[Data records]
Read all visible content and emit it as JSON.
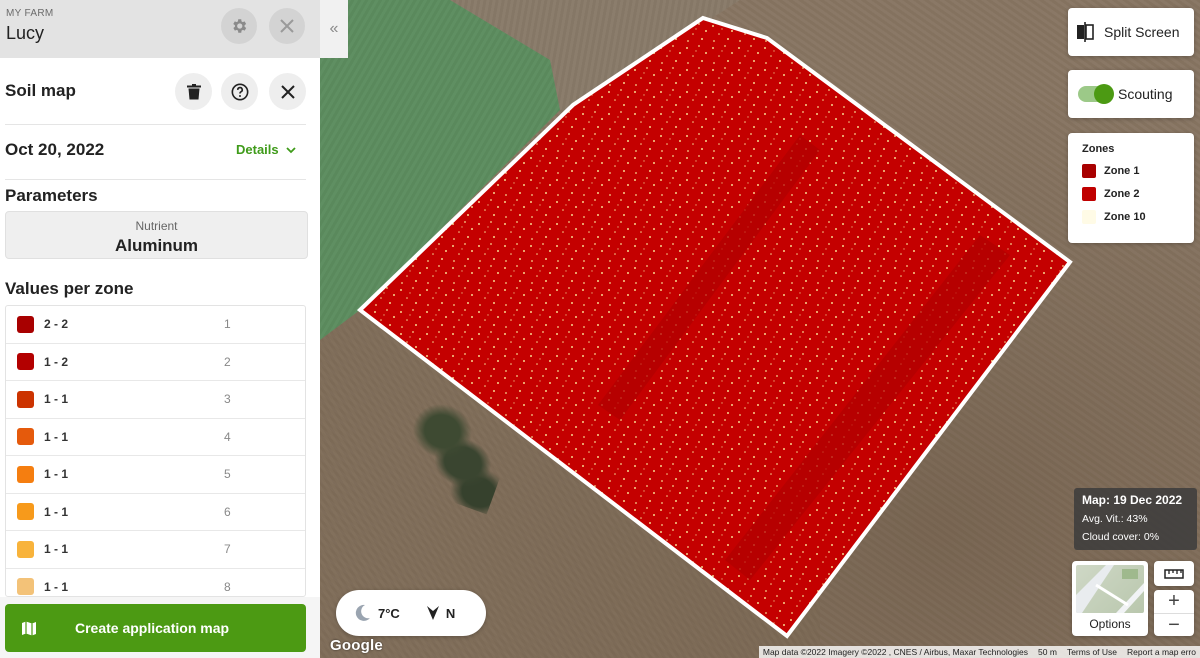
{
  "farm": {
    "label": "MY FARM",
    "name": "Lucy"
  },
  "collapse_glyph": "«",
  "soil_map": {
    "title": "Soil map",
    "date": "Oct 20, 2022",
    "details_label": "Details"
  },
  "parameters": {
    "title": "Parameters",
    "nutrient_label": "Nutrient",
    "nutrient_value": "Aluminum"
  },
  "zones_section": {
    "title": "Values per zone"
  },
  "zones": [
    {
      "range": "2 - 2",
      "zone": "1",
      "color": "#a80000"
    },
    {
      "range": "1 - 2",
      "zone": "2",
      "color": "#b30000"
    },
    {
      "range": "1 - 1",
      "zone": "3",
      "color": "#cc3300"
    },
    {
      "range": "1 - 1",
      "zone": "4",
      "color": "#e55a0c"
    },
    {
      "range": "1 - 1",
      "zone": "5",
      "color": "#f57e10"
    },
    {
      "range": "1 - 1",
      "zone": "6",
      "color": "#f79a1b"
    },
    {
      "range": "1 - 1",
      "zone": "7",
      "color": "#f8b33b"
    },
    {
      "range": "1 - 1",
      "zone": "8",
      "color": "#f3c278"
    }
  ],
  "create_button": {
    "label": "Create application map"
  },
  "map_controls": {
    "split_screen_label": "Split Screen",
    "scouting_label": "Scouting",
    "scouting_on": true,
    "legend": {
      "title": "Zones",
      "items": [
        {
          "label": "Zone 1",
          "color": "#a80000"
        },
        {
          "label": "Zone 2",
          "color": "#c00000"
        },
        {
          "label": "Zone 10",
          "color": "#fffbe6"
        }
      ]
    },
    "map_info": {
      "date": "Map: 19 Dec 2022",
      "avg_vit": "Avg. Vit.: 43%",
      "cloud_cover": "Cloud cover: 0%"
    },
    "options_label": "Options",
    "zoom_in": "+",
    "zoom_out": "−"
  },
  "weather": {
    "temperature": "7°C",
    "wind_direction": "N"
  },
  "map_footer": {
    "google": "Google",
    "attribution": "Map data ©2022 Imagery ©2022 , CNES / Airbus, Maxar Technologies",
    "scale": "50 m",
    "terms": "Terms of Use",
    "report": "Report a map erro"
  },
  "colors": {
    "accent_green": "#4c9a13",
    "field_red": "#c00000"
  }
}
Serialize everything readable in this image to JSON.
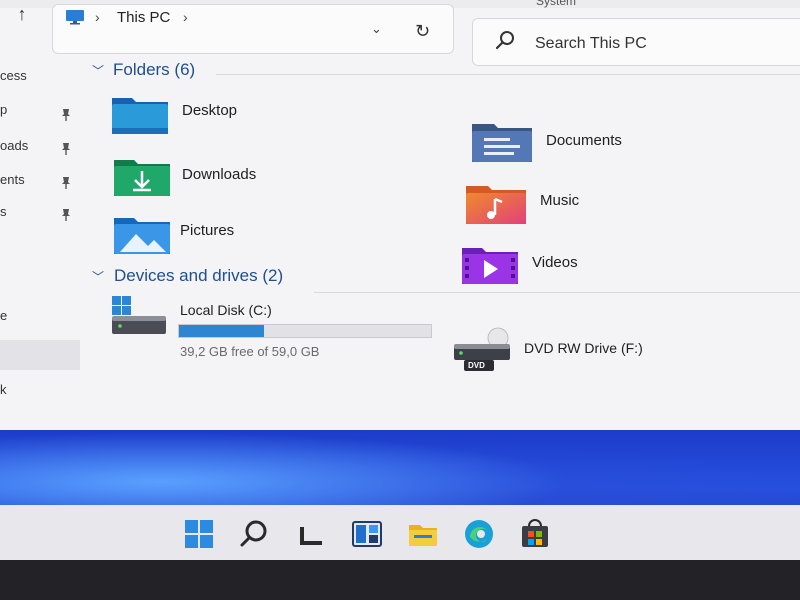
{
  "window": {
    "title_fragment": "System"
  },
  "toolbar": {
    "up_glyph": "↑",
    "breadcrumb_chevron": "›",
    "breadcrumb_label": "This PC",
    "dropdown_glyph": "⌄",
    "refresh_glyph": "↻"
  },
  "search": {
    "placeholder": "Search This PC"
  },
  "sidebar": {
    "items": [
      {
        "label": "cess"
      },
      {
        "label": "p"
      },
      {
        "label": "oads"
      },
      {
        "label": "ents"
      },
      {
        "label": "s"
      },
      {
        "label": "e"
      },
      {
        "label": "k"
      }
    ]
  },
  "folders": {
    "header": "Folders (6)",
    "items": [
      {
        "label": "Desktop",
        "icon": "desktop-folder-icon"
      },
      {
        "label": "Documents",
        "icon": "documents-folder-icon"
      },
      {
        "label": "Downloads",
        "icon": "downloads-folder-icon"
      },
      {
        "label": "Music",
        "icon": "music-folder-icon"
      },
      {
        "label": "Pictures",
        "icon": "pictures-folder-icon"
      },
      {
        "label": "Videos",
        "icon": "videos-folder-icon"
      }
    ]
  },
  "devices": {
    "header": "Devices and drives (2)",
    "drives": [
      {
        "label": "Local Disk (C:)",
        "free_text": "39,2 GB free of 59,0 GB",
        "used_fraction": 0.336
      },
      {
        "label": "DVD RW Drive (F:)",
        "badge": "DVD"
      }
    ]
  },
  "colors": {
    "accent": "#2e86d3",
    "header_blue": "#1f4f8f"
  },
  "taskbar": {
    "icons": [
      "windows-start-icon",
      "search-icon",
      "task-view-icon",
      "widgets-icon",
      "file-explorer-icon",
      "edge-icon",
      "store-icon"
    ],
    "tray_chevron": "∧"
  }
}
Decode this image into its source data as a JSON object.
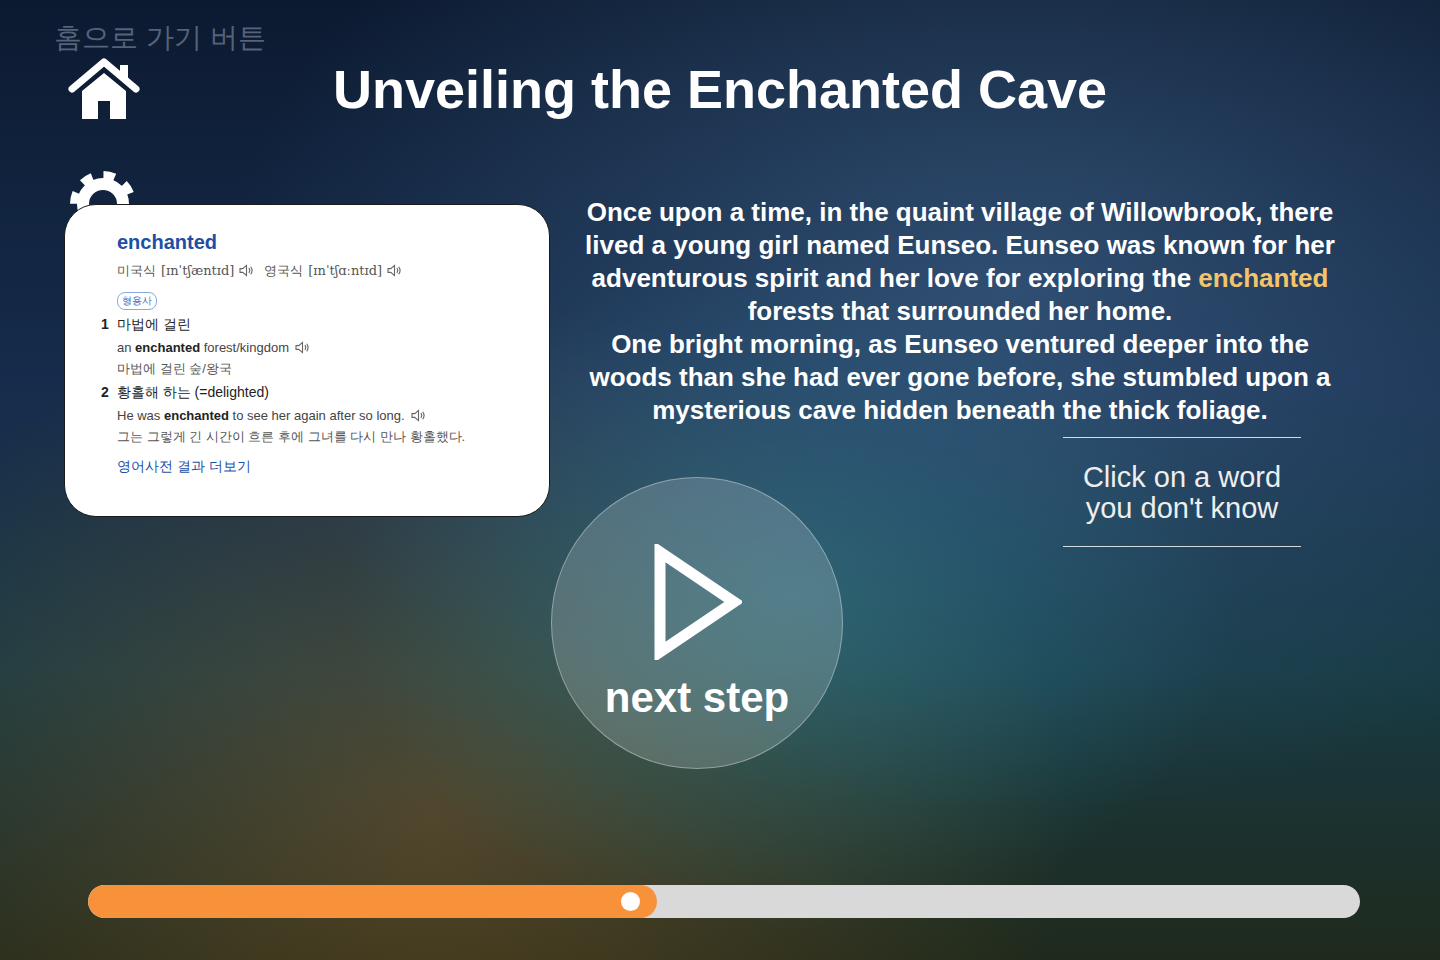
{
  "header": {
    "home_label": "홈으로 가기 버튼",
    "title": "Unveiling the Enchanted Cave"
  },
  "dictionary_popup": {
    "word": "enchanted",
    "pronunciations": [
      {
        "region": "미국식",
        "ipa": "[ɪnˈtʃæntɪd]"
      },
      {
        "region": "영국식",
        "ipa": "[ɪnˈtʃɑːntɪd]"
      }
    ],
    "part_of_speech": "형용사",
    "senses": [
      {
        "number": "1",
        "meaning": "마법에 걸린",
        "example_before": "an ",
        "example_keyword": "enchanted",
        "example_after": " forest/kingdom",
        "translation": "마법에 걸린 숲/왕국"
      },
      {
        "number": "2",
        "meaning": "황홀해 하는 (=delighted)",
        "example_before": "He was ",
        "example_keyword": "enchanted",
        "example_after": " to see her again after so long.",
        "translation": "그는 그렇게 긴 시간이 흐른 후에 그녀를 다시 만나 황홀했다."
      }
    ],
    "more_link": "영어사전 결과 더보기"
  },
  "story": {
    "paragraphs": [
      [
        {
          "text": "Once upon a time, in the quaint village of Willowbrook, there lived a young girl named Eunseo. Eunseo was known for her adventurous spirit and her love for exploring the ",
          "highlighted": false
        },
        {
          "text": "enchanted",
          "highlighted": true
        },
        {
          "text": " forests that surrounded her home.",
          "highlighted": false
        }
      ],
      [
        {
          "text": "One bright morning, as Eunseo ventured deeper into the woods than she had ever gone before, she stumbled upon a mysterious cave hidden beneath the thick foliage.",
          "highlighted": false
        }
      ]
    ]
  },
  "hint": "Click on a word you don't know",
  "next_button": {
    "label": "next step"
  },
  "progress": {
    "level": 0.447
  }
}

> Work to complete
Report how many lines of the records above contain the word "into", and give only that number.

> Result of the exercise
2